OBJECTIVE: Restate the listing that follows word for word, without its pictures.

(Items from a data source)
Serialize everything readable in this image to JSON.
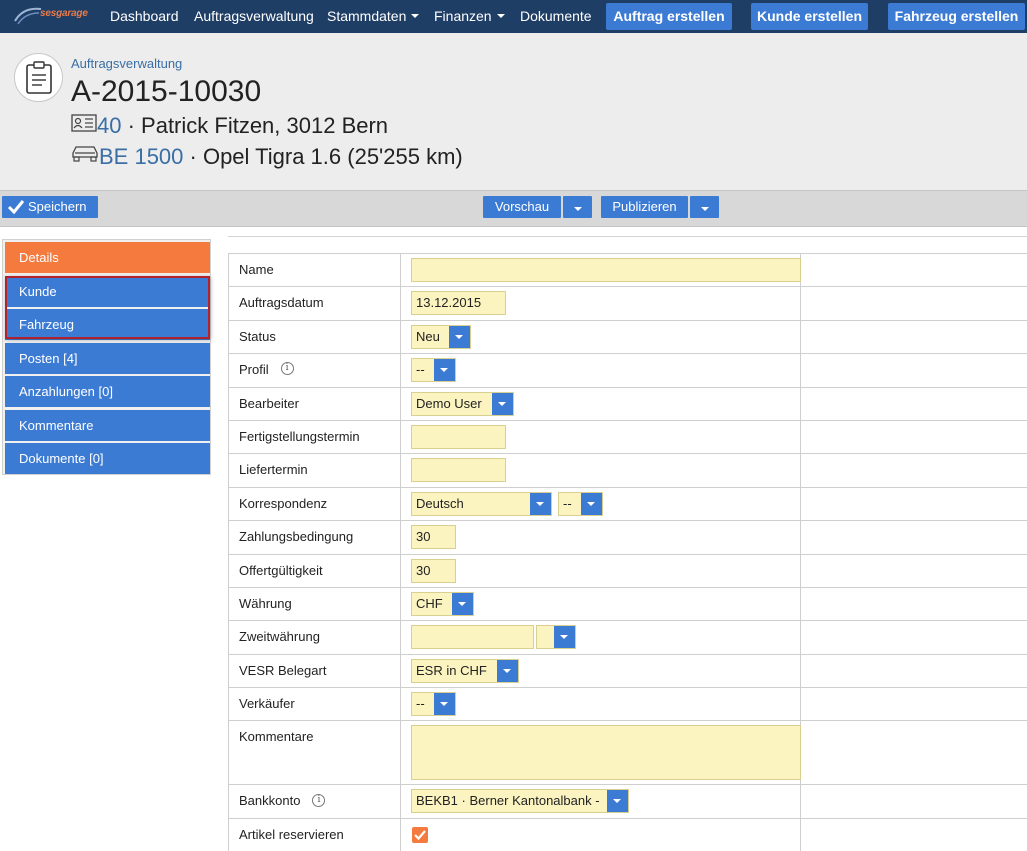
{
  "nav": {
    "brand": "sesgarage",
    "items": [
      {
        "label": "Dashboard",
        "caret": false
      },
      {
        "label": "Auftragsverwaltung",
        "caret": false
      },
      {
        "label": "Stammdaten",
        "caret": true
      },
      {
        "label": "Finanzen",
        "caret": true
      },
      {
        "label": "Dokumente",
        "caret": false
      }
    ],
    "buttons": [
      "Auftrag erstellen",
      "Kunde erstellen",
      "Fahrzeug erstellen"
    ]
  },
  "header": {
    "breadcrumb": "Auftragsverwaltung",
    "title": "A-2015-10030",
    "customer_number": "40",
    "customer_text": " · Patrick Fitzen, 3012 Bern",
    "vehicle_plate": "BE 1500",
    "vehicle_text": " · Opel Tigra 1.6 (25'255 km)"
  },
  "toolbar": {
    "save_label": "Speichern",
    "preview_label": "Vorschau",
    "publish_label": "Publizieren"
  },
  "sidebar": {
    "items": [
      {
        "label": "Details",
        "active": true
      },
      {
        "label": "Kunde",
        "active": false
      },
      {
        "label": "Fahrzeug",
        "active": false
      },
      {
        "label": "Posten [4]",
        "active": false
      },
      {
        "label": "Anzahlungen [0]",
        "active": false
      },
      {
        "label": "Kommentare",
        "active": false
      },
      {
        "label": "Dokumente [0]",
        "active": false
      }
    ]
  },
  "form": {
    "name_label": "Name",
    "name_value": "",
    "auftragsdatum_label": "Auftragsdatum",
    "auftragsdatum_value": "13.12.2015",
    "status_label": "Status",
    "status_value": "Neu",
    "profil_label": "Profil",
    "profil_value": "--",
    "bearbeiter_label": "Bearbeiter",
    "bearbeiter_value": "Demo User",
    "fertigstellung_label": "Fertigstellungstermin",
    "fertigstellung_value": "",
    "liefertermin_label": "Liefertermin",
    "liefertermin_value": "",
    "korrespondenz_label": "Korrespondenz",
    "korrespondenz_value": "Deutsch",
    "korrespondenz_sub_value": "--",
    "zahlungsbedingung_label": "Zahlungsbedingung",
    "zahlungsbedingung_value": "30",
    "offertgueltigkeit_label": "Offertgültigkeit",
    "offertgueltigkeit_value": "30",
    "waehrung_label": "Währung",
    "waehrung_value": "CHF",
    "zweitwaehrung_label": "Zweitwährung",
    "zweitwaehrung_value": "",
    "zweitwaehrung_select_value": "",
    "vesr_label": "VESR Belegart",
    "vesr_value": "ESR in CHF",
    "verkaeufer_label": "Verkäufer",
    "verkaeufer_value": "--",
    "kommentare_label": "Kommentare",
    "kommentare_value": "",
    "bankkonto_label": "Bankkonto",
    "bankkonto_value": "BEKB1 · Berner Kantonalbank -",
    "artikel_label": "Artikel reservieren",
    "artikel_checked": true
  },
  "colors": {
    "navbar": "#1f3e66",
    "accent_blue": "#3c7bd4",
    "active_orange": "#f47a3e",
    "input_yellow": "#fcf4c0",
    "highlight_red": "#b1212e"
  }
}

OUTPUT BELOW:
Serialize everything readable in this image to JSON.
{
  "nav": {
    "brand": "sesgarage",
    "items": [
      {
        "label": "Dashboard",
        "caret": false
      },
      {
        "label": "Auftragsverwaltung",
        "caret": false
      },
      {
        "label": "Stammdaten",
        "caret": true
      },
      {
        "label": "Finanzen",
        "caret": true
      },
      {
        "label": "Dokumente",
        "caret": false
      }
    ],
    "buttons": [
      "Auftrag erstellen",
      "Kunde erstellen",
      "Fahrzeug erstellen"
    ]
  },
  "header": {
    "breadcrumb": "Auftragsverwaltung",
    "title": "A-2015-10030",
    "customer_number": "40",
    "customer_text": " · Patrick Fitzen, 3012 Bern",
    "vehicle_plate": "BE 1500",
    "vehicle_text": " · Opel Tigra 1.6 (25'255 km)"
  },
  "toolbar": {
    "save_label": "Speichern",
    "preview_label": "Vorschau",
    "publish_label": "Publizieren"
  },
  "sidebar": {
    "items": [
      {
        "label": "Details",
        "active": true
      },
      {
        "label": "Kunde",
        "active": false
      },
      {
        "label": "Fahrzeug",
        "active": false
      },
      {
        "label": "Posten [4]",
        "active": false
      },
      {
        "label": "Anzahlungen [0]",
        "active": false
      },
      {
        "label": "Kommentare",
        "active": false
      },
      {
        "label": "Dokumente [0]",
        "active": false
      }
    ]
  },
  "form": {
    "name_label": "Name",
    "name_value": "",
    "auftragsdatum_label": "Auftragsdatum",
    "auftragsdatum_value": "13.12.2015",
    "status_label": "Status",
    "status_value": "Neu",
    "profil_label": "Profil",
    "profil_value": "--",
    "bearbeiter_label": "Bearbeiter",
    "bearbeiter_value": "Demo User",
    "fertigstellung_label": "Fertigstellungstermin",
    "fertigstellung_value": "",
    "liefertermin_label": "Liefertermin",
    "liefertermin_value": "",
    "korrespondenz_label": "Korrespondenz",
    "korrespondenz_value": "Deutsch",
    "korrespondenz_sub_value": "--",
    "zahlungsbedingung_label": "Zahlungsbedingung",
    "zahlungsbedingung_value": "30",
    "offertgueltigkeit_label": "Offertgültigkeit",
    "offertgueltigkeit_value": "30",
    "waehrung_label": "Währung",
    "waehrung_value": "CHF",
    "zweitwaehrung_label": "Zweitwährung",
    "zweitwaehrung_value": "",
    "zweitwaehrung_select_value": "",
    "vesr_label": "VESR Belegart",
    "vesr_value": "ESR in CHF",
    "verkaeufer_label": "Verkäufer",
    "verkaeufer_value": "--",
    "kommentare_label": "Kommentare",
    "kommentare_value": "",
    "bankkonto_label": "Bankkonto",
    "bankkonto_value": "BEKB1 · Berner Kantonalbank -",
    "artikel_label": "Artikel reservieren",
    "artikel_checked": true
  },
  "colors": {
    "navbar": "#1f3e66",
    "accent_blue": "#3c7bd4",
    "active_orange": "#f47a3e",
    "input_yellow": "#fcf4c0",
    "highlight_red": "#b1212e"
  }
}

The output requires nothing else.